A run of records:
--- start ---

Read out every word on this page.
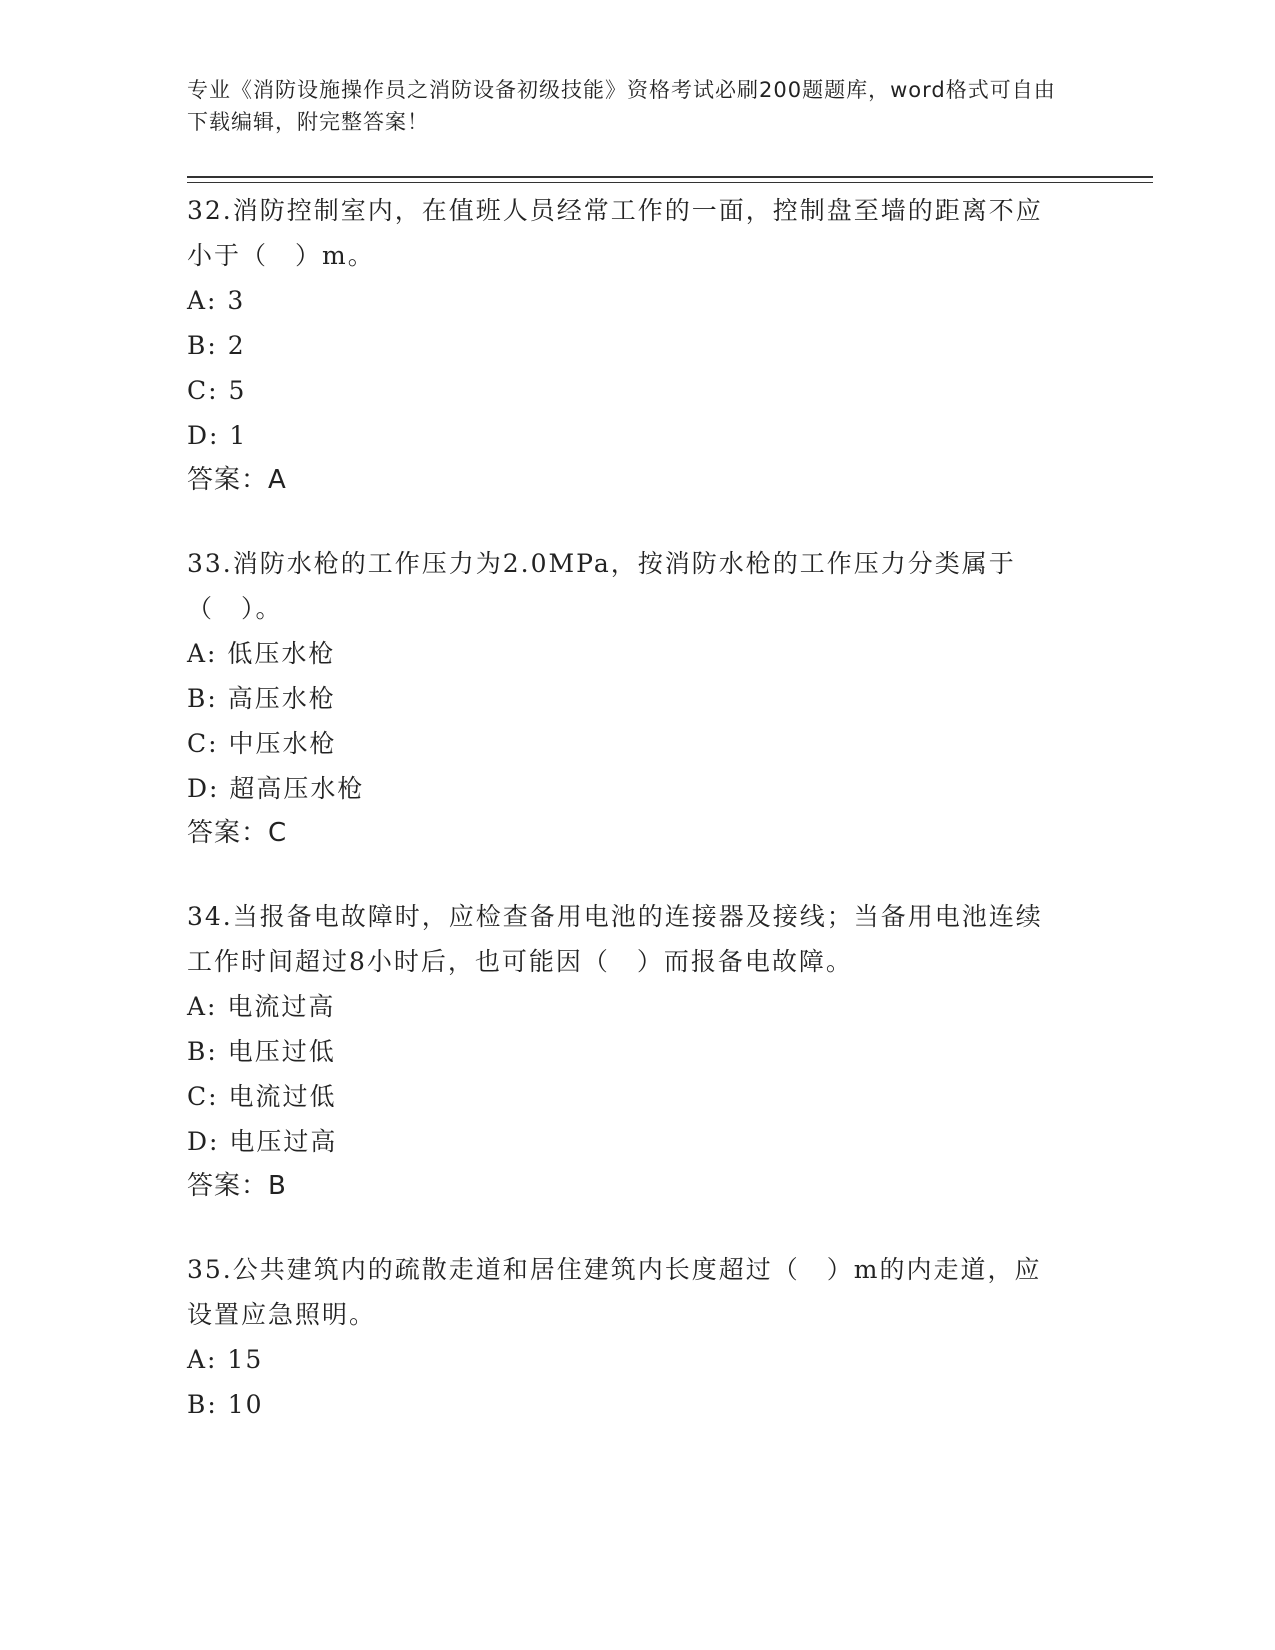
专业《消防设施操作员之消防设备初级技能》资格考试必刷200题题库，word格式可自由下载编辑，附完整答案！
32.消防控制室内，在值班人员经常工作的一面，控制盘至墙的距离不应小于（　）m。
A: 3
B: 2
C: 5
D: 1
答案：A
33.消防水枪的工作压力为2.0MPa，按消防水枪的工作压力分类属于（　）。
A: 低压水枪
B: 高压水枪
C: 中压水枪
D: 超高压水枪
答案：C
34.当报备电故障时，应检查备用电池的连接器及接线；当备用电池连续工作时间超过8小时后，也可能因（　）而报备电故障。
A: 电流过高
B: 电压过低
C: 电流过低
D: 电压过高
答案：B
35.公共建筑内的疏散走道和居住建筑内长度超过（　）m的内走道，应设置应急照明。
A: 15
B: 10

--- end ---

Exercise objective:
Repeat the listing in full and exactly. Do not include any images.

Solved exercise:
Read out every word on this page.
专业《消防设施操作员之消防设备初级技能》资格考试必刷200题题库，word格式可自由下载编辑，附完整答案！
32.消防控制室内，在值班人员经常工作的一面，控制盘至墙的距离不应小于（　）m。
A: 3
B: 2
C: 5
D: 1
答案：A
33.消防水枪的工作压力为2.0MPa，按消防水枪的工作压力分类属于（　）。
A: 低压水枪
B: 高压水枪
C: 中压水枪
D: 超高压水枪
答案：C
34.当报备电故障时，应检查备用电池的连接器及接线；当备用电池连续工作时间超过8小时后，也可能因（　）而报备电故障。
A: 电流过高
B: 电压过低
C: 电流过低
D: 电压过高
答案：B
35.公共建筑内的疏散走道和居住建筑内长度超过（　）m的内走道，应设置应急照明。
A: 15
B: 10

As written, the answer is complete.